** PASSAGE PROVIDED **
Skip to main content.
home | support | download

Back to List Archive

Bug in sorting by swishdocpath in 2.2.3

From: Stephen E. Bacher <seb(at)not-real.draper.com>
Date: Mon Jan 27 2003 - 16:22:59 GMT
I'm running SWISH-E 2.2.3 under Solaris 8, using the -s flag
to specify the sort order of the search results (using text
indexing):

 -s swishdocpath asc

It seems, however, that the sorting by swishdocpath does not work
properly when the path contains components longer than 8 characters.

Here is an illustration:  I have two test directories, one
called "testjunk" and one called "testjunk2".

% cd testjunk
/home/seb1525/search/mail/test/testjunk
% more swish-e.config
IndexDir /usr/local/my2/htdocs/seb1525/mysearch/db/mail/test/testjunk
IndexFile index.swish-e 
IndexOnly .txt
UseStemming no
IndexReport 3
FollowSymlinks no
IndexPointer /seb1525/mysearch/db/mail/test/testjunk/
IndexAdmin Steve Bacher (seb@draper.com)
IndexContents TXT .txt
ReplaceRules prepend /seb1525/mysearch/db/mail/test/testjunk/
% swish-search -w 'not foo' -f index.swish-e -s swishdocpath asc
# SWISH format: 2.2.3
# Search words: not foo
# Number of hits: 10
# Search time: 0.031 seconds
# Run time: 0.147 seconds
1000 /seb1525/mysearch/db/mail/test/testjunk/./M0000001.txt "M0000001.txt" 1544
1000 /seb1525/mysearch/db/mail/test/testjunk/./M0000002.txt "M0000002.txt" 1365
1000 /seb1525/mysearch/db/mail/test/testjunk/./M0000003.txt "M0000003.txt" 1290
1000 /seb1525/mysearch/db/mail/test/testjunk/./M0000004.txt "M0000004.txt" 295
1000 /seb1525/mysearch/db/mail/test/testjunk/./M0000005.txt "M0000005.txt" 3110
1000 /seb1525/mysearch/db/mail/test/testjunk/./M0000006.txt "M0000006.txt" 448
1000 /seb1525/mysearch/db/mail/test/testjunk/./M0000007.txt "M0000007.txt" 606
1000 /seb1525/mysearch/db/mail/test/testjunk/./M0000008.txt "M0000008.txt" 760
1000 /seb1525/mysearch/db/mail/test/testjunk/./M0000009.txt "M0000009.txt" 341
1000 /seb1525/mysearch/db/mail/test/testjunk/./M0000010.txt "M0000010.txt" 1311
.

[Records taken from a dataset]
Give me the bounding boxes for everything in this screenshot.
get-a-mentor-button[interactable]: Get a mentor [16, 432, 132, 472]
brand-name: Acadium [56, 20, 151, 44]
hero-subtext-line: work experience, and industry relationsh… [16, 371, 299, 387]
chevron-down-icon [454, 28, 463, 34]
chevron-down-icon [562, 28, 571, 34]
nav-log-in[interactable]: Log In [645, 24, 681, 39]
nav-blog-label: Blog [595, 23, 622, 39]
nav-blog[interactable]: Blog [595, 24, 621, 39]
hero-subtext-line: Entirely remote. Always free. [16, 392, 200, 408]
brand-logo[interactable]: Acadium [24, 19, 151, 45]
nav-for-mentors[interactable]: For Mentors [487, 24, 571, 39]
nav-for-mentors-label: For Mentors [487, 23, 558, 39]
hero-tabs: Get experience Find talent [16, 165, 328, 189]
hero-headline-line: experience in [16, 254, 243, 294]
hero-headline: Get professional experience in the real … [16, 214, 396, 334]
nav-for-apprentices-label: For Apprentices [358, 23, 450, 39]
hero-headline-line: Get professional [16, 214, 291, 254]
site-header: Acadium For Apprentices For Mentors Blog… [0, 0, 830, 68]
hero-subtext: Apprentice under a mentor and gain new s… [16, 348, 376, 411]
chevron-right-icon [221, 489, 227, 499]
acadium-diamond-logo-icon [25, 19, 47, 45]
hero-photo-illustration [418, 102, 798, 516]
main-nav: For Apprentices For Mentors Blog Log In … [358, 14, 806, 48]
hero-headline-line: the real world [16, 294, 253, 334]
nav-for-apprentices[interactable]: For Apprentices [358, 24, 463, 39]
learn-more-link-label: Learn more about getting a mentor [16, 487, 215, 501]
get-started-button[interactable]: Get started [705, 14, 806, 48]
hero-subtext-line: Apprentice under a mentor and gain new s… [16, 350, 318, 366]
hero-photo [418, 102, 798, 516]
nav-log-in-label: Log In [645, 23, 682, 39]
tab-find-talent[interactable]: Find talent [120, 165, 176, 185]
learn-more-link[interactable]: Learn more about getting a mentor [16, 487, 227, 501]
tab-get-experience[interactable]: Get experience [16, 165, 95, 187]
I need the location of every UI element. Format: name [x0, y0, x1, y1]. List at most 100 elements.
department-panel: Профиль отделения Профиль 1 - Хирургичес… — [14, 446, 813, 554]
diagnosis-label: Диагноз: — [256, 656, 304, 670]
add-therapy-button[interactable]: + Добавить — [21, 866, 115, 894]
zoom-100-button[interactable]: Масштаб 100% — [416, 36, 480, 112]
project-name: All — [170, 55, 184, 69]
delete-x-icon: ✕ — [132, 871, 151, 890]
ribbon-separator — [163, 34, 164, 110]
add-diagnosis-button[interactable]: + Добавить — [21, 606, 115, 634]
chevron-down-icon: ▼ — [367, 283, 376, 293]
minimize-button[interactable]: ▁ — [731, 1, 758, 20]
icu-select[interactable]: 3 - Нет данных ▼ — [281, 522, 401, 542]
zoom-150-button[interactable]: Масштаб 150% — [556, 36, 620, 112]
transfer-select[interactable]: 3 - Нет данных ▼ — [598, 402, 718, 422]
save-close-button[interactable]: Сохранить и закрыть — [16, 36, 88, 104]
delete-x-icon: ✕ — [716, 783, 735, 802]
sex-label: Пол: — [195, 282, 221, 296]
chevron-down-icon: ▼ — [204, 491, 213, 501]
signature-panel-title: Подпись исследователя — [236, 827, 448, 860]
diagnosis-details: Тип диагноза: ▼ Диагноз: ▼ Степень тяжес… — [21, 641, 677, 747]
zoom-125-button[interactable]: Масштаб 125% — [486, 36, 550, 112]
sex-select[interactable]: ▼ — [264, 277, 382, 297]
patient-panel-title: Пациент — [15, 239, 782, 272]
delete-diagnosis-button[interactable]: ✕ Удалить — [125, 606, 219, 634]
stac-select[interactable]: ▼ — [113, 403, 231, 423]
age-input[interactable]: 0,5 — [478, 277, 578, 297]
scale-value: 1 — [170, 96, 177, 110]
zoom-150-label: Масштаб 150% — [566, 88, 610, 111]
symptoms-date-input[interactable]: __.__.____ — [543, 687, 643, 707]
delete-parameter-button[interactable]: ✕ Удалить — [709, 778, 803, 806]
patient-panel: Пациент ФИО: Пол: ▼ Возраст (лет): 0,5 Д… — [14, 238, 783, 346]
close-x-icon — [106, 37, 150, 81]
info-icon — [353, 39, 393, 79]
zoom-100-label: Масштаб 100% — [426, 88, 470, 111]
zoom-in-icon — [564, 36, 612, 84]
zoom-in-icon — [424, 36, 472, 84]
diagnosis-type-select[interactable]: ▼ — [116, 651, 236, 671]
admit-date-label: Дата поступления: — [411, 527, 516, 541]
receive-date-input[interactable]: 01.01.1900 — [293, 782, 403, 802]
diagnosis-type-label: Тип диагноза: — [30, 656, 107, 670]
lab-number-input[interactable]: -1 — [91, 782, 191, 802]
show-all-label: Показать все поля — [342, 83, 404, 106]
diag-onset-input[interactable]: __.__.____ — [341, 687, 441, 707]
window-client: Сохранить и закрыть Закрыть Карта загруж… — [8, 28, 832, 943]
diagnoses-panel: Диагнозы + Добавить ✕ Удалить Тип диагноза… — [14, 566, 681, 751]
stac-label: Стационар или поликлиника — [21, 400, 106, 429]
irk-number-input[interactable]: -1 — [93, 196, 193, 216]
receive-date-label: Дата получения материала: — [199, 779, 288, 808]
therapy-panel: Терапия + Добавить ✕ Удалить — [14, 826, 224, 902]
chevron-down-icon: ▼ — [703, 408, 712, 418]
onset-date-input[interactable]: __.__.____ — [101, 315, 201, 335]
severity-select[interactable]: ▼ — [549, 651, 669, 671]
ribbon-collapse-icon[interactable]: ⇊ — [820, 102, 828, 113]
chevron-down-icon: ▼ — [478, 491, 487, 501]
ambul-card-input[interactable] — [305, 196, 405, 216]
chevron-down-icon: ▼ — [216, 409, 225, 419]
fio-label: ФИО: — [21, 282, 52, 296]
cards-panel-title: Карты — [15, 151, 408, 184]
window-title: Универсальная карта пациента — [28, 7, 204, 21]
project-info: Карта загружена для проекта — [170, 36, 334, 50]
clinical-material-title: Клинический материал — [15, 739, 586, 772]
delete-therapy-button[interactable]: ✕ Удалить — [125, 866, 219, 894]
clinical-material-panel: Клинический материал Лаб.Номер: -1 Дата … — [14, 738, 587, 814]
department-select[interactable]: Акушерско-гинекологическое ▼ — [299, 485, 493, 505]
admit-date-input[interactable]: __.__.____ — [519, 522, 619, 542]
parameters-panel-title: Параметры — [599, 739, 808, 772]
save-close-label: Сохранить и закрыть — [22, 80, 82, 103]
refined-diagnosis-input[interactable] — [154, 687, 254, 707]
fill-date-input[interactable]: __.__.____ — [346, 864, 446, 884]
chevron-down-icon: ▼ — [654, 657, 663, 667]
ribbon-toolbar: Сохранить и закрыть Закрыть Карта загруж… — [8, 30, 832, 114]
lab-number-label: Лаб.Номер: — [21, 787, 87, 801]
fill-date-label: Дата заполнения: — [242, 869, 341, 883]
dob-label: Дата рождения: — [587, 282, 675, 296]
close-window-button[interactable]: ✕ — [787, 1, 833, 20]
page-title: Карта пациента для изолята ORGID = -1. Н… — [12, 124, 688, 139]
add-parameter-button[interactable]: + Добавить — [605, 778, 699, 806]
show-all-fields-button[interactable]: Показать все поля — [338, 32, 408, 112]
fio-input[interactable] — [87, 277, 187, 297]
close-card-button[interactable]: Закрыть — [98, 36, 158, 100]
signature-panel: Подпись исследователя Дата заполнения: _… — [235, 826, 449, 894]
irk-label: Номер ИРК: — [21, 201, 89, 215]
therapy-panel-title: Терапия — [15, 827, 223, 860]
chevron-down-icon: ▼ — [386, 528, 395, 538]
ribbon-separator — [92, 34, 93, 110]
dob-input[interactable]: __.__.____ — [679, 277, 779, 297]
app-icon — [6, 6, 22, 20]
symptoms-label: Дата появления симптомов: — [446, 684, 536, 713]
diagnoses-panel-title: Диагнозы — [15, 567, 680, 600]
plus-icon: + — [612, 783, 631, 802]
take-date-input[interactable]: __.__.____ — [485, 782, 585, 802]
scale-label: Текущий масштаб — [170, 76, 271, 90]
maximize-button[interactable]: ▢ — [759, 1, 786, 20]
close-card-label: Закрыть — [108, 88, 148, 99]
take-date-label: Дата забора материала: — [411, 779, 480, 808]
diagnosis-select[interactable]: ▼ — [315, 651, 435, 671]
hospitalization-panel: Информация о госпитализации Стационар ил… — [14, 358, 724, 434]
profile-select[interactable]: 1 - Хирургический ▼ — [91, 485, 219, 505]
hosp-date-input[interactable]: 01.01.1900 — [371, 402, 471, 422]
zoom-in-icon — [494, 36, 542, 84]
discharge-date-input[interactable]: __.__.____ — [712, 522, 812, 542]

** WHAT IS NEEDED **
Could you return the part of the post on the swishdocpath sorting bug that starts at "Back to List" and ends at "than 8 characters.", copied word for word?

** RESPONSE AREA **
Back to List Archive

Bug in sorting by swishdocpath in 2.2.3

From: Stephen E. Bacher <seb(at)not-real.draper.com>
Date: Mon Jan 27 2003 - 16:22:59 GMT
I'm running SWISH-E 2.2.3 under Solaris 8, using the -s flag
to specify the sort order of the search results (using text
indexing):

 -s swishdocpath asc

It seems, however, that the sorting by swishdocpath does not work
properly when the path contains components longer than 8 characters.